§ INSTRUCTIONS TO FOLLOW:
Track down every line below that holds "type" and copy it.

§ DATA RECORDS:
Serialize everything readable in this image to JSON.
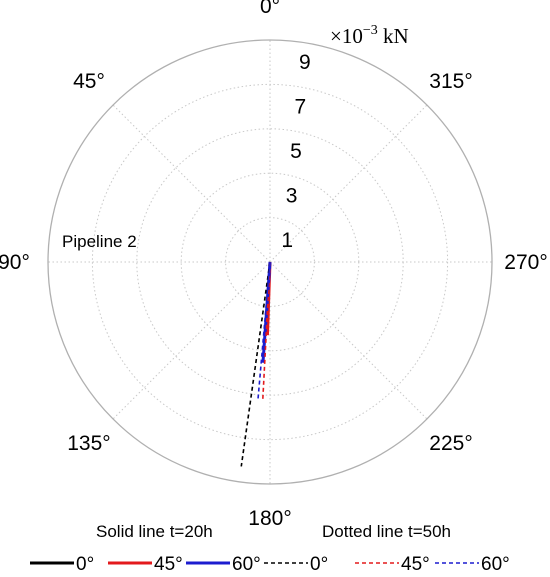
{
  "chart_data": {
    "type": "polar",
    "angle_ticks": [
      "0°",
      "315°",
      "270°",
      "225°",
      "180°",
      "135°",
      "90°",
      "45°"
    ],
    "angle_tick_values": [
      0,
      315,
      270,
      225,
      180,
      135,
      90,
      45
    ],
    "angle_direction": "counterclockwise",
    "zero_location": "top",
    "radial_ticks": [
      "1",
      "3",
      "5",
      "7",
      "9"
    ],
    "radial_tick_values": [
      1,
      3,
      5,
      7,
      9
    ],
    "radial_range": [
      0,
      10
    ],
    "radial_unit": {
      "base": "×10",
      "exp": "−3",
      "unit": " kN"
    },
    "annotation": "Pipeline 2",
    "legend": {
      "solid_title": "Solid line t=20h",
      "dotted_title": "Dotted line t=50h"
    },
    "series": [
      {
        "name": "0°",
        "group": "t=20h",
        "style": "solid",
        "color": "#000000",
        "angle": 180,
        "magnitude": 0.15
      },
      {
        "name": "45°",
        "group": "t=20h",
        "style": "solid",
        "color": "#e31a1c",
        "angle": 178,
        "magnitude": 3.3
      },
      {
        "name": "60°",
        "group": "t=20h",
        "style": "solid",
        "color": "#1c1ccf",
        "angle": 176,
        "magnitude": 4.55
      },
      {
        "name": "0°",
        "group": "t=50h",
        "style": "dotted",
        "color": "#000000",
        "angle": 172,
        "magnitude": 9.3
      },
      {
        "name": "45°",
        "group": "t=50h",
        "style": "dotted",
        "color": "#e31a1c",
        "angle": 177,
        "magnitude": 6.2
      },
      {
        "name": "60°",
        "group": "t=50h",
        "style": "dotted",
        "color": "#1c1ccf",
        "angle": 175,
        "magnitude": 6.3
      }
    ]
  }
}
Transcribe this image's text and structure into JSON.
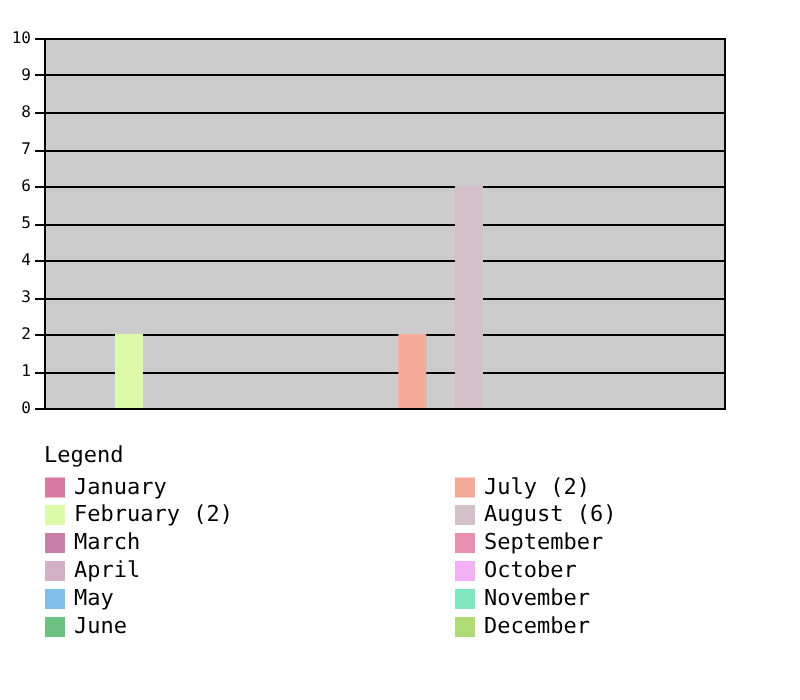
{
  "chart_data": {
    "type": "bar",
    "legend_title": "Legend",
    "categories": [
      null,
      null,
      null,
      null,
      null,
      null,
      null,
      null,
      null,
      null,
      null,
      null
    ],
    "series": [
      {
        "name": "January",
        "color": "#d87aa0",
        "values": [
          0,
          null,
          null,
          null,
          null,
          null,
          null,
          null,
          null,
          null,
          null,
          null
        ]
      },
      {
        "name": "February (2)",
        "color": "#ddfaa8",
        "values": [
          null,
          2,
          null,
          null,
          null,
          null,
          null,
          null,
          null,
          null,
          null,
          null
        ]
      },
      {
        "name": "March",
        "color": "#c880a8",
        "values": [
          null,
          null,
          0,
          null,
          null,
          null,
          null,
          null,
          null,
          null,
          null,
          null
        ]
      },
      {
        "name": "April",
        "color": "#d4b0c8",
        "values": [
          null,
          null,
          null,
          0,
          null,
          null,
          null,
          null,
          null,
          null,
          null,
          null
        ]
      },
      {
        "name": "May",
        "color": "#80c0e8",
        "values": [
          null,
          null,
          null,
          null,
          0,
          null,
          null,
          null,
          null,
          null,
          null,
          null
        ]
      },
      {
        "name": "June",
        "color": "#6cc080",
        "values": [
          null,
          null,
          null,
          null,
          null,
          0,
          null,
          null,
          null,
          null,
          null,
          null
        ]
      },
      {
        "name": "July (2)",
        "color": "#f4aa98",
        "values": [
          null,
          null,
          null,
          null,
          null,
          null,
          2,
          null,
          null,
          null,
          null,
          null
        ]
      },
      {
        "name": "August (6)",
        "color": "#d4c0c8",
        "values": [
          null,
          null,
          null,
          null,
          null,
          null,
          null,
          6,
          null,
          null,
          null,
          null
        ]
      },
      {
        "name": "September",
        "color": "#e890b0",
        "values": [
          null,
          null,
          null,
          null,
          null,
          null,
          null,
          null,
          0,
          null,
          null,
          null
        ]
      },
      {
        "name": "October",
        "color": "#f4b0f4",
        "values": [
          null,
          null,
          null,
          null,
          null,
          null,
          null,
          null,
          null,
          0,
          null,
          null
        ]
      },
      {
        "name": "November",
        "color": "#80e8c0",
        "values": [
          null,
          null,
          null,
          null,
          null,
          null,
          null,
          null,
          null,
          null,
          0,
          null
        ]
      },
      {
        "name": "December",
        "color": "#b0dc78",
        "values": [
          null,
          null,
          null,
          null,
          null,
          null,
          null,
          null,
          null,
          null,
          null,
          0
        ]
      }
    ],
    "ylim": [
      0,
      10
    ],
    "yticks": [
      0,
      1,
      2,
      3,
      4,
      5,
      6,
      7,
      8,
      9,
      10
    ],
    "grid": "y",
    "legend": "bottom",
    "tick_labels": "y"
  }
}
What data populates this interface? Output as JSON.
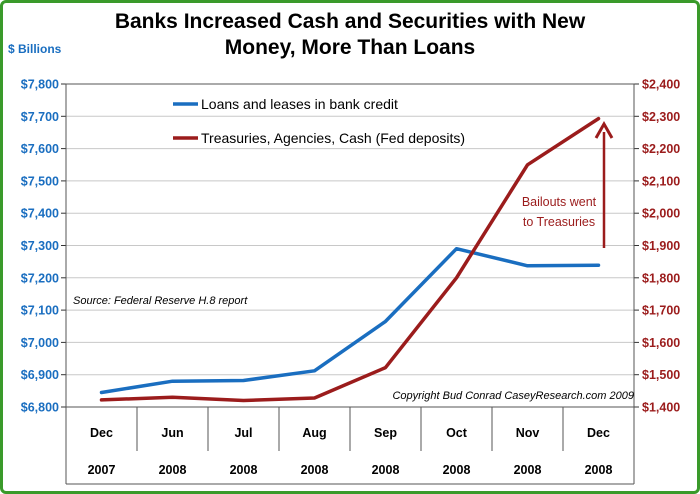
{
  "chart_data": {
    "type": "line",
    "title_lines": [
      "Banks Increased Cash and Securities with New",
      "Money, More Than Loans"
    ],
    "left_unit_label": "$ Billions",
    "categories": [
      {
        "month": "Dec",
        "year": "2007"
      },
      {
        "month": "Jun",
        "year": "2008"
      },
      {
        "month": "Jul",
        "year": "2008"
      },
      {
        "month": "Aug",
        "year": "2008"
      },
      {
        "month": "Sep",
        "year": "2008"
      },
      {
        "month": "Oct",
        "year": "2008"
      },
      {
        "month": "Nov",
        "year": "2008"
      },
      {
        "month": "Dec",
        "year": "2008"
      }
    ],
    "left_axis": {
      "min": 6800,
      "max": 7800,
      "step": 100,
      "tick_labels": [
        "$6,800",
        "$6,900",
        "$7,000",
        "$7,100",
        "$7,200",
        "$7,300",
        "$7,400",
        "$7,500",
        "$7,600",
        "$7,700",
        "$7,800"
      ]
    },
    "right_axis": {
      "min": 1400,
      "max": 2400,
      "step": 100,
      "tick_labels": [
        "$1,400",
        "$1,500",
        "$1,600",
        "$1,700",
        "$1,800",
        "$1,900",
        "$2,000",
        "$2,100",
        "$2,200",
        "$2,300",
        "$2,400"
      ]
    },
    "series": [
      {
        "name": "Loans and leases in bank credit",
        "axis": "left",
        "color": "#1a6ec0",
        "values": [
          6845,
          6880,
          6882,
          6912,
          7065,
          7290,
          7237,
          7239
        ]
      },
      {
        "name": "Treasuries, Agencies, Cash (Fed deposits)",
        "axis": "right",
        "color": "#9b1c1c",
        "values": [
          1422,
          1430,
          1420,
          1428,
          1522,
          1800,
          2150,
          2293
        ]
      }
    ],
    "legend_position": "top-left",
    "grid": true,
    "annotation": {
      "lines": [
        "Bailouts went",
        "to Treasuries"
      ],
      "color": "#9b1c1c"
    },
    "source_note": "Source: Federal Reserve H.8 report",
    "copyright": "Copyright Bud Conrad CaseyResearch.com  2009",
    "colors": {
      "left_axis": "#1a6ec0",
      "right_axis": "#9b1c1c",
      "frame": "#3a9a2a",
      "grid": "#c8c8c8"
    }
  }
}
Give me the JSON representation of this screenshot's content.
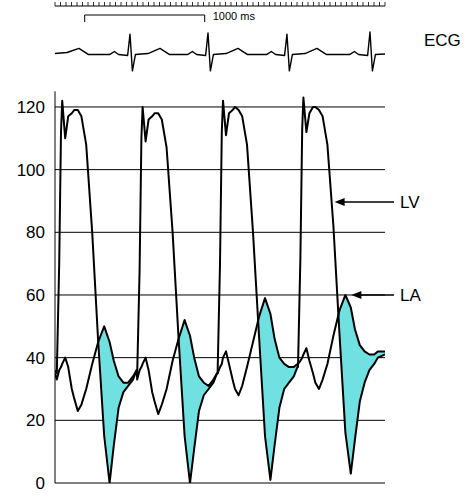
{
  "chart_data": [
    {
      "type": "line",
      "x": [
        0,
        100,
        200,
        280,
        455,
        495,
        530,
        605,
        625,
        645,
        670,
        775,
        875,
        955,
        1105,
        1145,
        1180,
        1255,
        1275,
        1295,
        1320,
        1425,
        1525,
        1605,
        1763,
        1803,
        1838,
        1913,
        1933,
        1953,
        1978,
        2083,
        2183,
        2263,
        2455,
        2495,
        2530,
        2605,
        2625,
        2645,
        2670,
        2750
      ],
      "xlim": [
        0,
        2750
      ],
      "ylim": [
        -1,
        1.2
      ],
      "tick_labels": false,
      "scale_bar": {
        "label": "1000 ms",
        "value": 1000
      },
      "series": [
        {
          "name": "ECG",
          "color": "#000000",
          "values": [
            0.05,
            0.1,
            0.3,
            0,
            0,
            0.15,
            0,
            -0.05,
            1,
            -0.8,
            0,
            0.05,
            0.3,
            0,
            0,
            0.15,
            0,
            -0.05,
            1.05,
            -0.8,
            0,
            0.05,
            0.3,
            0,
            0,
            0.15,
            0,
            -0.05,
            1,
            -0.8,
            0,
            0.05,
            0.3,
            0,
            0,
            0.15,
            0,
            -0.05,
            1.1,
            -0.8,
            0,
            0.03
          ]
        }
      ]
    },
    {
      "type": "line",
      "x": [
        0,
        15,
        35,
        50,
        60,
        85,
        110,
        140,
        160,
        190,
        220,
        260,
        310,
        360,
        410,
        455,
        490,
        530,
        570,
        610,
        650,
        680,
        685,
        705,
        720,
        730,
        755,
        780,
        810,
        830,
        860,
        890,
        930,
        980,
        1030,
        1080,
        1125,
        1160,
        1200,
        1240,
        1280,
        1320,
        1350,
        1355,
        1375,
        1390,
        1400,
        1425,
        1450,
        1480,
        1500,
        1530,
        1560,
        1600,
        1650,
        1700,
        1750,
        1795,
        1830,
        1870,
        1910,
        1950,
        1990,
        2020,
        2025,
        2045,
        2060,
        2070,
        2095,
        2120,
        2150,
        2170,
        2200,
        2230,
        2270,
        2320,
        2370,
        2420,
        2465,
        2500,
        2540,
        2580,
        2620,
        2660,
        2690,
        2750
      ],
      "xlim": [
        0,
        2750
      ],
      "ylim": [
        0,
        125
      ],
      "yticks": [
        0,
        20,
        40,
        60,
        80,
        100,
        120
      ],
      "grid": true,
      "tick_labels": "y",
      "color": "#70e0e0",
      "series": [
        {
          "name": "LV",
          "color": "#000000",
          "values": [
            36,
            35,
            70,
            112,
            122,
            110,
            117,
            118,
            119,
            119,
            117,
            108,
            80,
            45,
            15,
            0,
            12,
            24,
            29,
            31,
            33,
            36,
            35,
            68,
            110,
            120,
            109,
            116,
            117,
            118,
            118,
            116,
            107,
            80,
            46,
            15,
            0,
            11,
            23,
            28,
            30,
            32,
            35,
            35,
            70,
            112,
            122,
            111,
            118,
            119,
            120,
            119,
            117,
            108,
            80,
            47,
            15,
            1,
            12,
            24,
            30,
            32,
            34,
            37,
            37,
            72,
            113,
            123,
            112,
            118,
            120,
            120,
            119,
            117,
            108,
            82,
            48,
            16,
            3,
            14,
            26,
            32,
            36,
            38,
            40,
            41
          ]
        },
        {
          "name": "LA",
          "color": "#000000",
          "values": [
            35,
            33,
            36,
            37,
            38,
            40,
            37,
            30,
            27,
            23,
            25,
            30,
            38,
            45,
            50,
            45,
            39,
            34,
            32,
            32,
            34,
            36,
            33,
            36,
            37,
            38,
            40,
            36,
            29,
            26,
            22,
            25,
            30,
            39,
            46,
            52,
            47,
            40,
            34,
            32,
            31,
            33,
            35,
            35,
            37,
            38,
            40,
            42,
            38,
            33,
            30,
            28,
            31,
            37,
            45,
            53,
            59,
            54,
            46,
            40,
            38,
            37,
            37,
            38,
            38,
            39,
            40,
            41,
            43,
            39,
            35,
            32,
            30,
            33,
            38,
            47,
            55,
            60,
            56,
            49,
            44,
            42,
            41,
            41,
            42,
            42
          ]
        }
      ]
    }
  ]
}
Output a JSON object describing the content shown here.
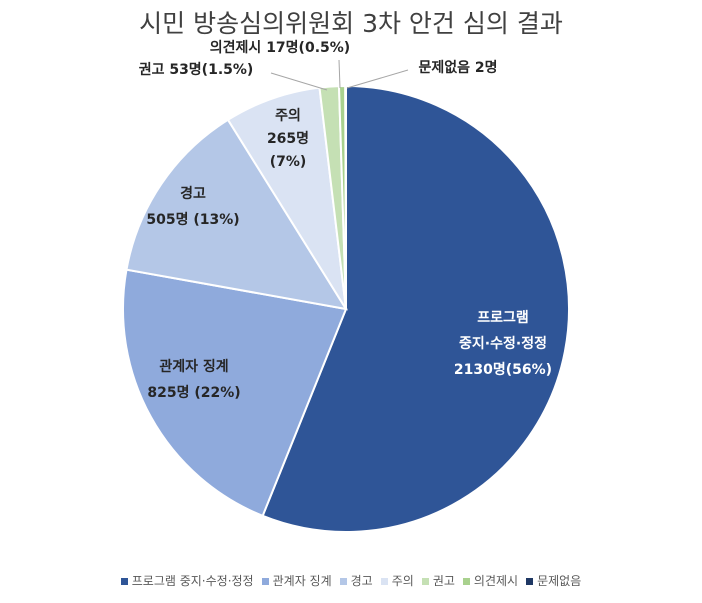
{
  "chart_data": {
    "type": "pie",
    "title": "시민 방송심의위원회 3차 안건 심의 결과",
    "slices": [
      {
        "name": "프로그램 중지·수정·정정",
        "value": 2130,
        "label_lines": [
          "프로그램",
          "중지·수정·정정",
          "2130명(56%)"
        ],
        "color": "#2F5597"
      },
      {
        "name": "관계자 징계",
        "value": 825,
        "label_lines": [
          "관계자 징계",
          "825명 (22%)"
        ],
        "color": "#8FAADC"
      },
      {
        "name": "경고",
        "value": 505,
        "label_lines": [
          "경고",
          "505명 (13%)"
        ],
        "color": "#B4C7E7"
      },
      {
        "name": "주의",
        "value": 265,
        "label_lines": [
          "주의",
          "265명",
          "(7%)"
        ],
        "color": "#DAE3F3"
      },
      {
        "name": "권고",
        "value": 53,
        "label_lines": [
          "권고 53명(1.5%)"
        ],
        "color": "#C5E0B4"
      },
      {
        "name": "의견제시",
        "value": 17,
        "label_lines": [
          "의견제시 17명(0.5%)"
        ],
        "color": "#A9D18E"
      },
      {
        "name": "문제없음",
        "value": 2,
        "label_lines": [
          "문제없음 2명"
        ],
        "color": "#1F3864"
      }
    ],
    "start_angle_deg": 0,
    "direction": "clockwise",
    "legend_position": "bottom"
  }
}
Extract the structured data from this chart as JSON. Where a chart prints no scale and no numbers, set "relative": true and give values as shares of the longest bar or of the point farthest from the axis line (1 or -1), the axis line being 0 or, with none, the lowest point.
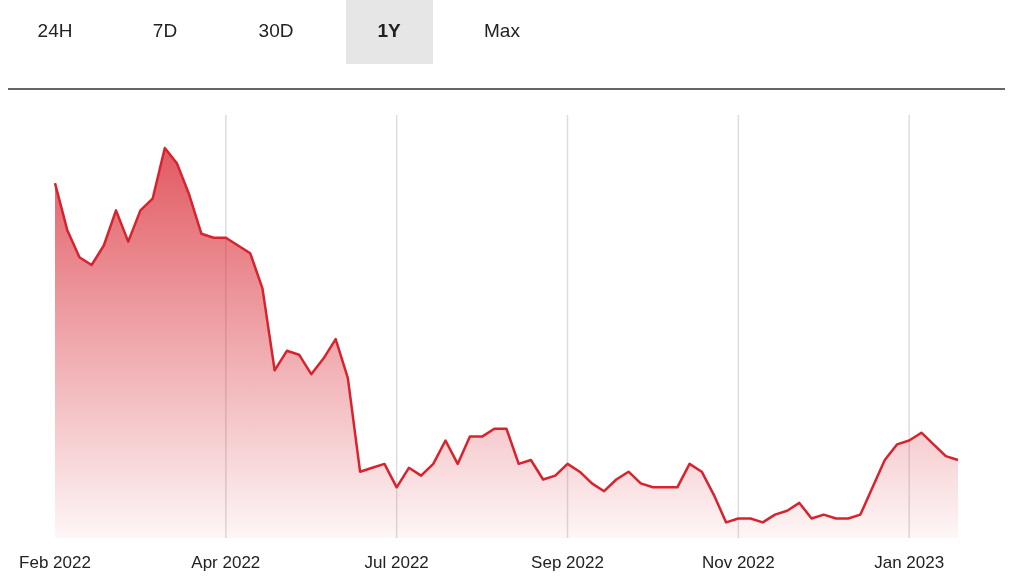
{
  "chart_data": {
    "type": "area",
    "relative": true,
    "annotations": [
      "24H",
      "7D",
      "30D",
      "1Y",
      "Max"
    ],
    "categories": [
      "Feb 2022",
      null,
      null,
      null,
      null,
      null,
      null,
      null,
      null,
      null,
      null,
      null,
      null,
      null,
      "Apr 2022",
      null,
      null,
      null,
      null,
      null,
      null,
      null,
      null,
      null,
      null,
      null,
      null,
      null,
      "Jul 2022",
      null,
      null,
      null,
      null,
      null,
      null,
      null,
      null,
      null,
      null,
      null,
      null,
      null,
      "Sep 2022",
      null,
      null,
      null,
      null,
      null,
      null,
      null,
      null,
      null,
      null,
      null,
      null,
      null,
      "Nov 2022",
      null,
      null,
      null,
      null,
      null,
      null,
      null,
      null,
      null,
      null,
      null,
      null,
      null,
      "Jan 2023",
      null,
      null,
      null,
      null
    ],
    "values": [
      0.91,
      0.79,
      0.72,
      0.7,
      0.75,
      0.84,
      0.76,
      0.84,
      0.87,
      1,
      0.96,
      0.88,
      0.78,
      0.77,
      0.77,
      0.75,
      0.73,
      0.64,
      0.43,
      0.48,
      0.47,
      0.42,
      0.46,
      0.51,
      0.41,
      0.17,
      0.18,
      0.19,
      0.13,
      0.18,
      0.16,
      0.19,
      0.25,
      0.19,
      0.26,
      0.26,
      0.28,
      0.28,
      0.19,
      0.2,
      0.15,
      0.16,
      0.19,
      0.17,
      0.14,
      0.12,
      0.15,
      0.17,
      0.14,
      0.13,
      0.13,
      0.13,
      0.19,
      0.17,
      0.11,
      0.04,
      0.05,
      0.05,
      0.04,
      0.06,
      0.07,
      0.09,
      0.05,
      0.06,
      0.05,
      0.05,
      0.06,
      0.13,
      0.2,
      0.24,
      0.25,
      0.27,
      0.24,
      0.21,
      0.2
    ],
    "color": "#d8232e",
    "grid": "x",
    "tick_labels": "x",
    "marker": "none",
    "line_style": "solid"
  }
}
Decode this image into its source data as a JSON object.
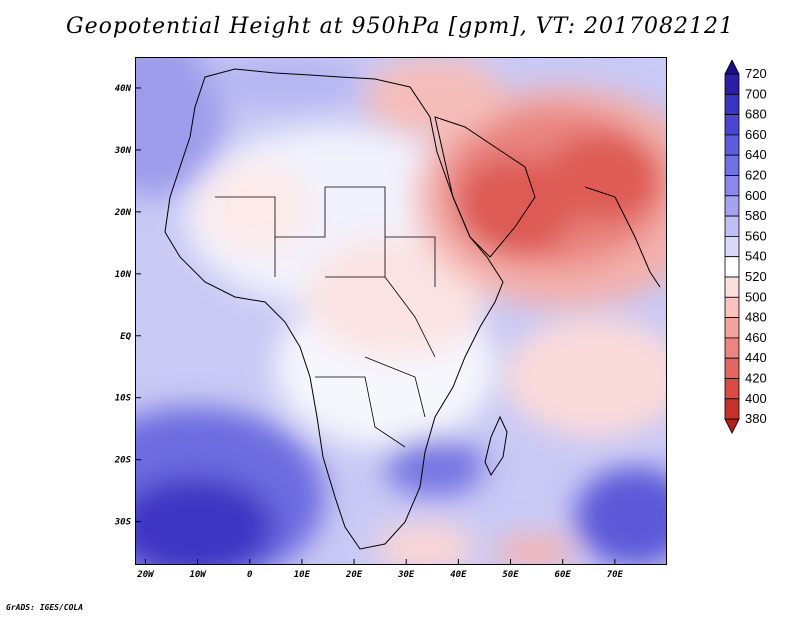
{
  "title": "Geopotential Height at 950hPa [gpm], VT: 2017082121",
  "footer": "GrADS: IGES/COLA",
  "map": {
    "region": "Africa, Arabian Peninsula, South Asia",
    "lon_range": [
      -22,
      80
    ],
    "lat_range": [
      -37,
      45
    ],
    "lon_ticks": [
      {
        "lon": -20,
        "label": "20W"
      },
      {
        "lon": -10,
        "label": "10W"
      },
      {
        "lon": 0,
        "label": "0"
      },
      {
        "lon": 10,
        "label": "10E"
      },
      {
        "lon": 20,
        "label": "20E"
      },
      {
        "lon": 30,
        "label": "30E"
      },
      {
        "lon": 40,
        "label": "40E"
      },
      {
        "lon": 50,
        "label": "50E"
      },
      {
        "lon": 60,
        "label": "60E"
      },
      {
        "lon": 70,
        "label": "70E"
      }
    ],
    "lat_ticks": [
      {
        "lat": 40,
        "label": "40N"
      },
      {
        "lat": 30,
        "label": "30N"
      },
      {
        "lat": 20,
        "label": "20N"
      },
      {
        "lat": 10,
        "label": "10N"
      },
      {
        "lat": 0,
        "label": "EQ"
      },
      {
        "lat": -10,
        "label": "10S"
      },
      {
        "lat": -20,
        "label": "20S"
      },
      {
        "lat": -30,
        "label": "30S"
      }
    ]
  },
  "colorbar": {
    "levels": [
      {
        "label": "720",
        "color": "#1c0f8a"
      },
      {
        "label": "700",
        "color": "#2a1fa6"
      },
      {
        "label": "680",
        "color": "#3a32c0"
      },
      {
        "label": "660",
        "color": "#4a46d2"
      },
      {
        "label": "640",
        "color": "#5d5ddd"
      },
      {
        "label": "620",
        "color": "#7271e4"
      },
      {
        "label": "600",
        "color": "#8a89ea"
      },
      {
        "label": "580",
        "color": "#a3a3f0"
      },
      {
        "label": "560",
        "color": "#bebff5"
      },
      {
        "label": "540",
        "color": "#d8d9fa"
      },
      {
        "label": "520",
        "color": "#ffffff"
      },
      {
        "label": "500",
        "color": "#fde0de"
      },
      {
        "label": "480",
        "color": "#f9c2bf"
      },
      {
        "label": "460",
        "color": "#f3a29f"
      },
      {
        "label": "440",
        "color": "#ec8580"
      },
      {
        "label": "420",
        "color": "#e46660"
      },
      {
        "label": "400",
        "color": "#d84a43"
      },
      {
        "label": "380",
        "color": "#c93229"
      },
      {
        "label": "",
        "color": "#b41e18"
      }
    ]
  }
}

§ FINAL RESULT:
    "type": "polar",
    "type": "bar",
    "type": "line",
      "type": "line",
      "type": "line",
    "type": "pie",
    "type": "area",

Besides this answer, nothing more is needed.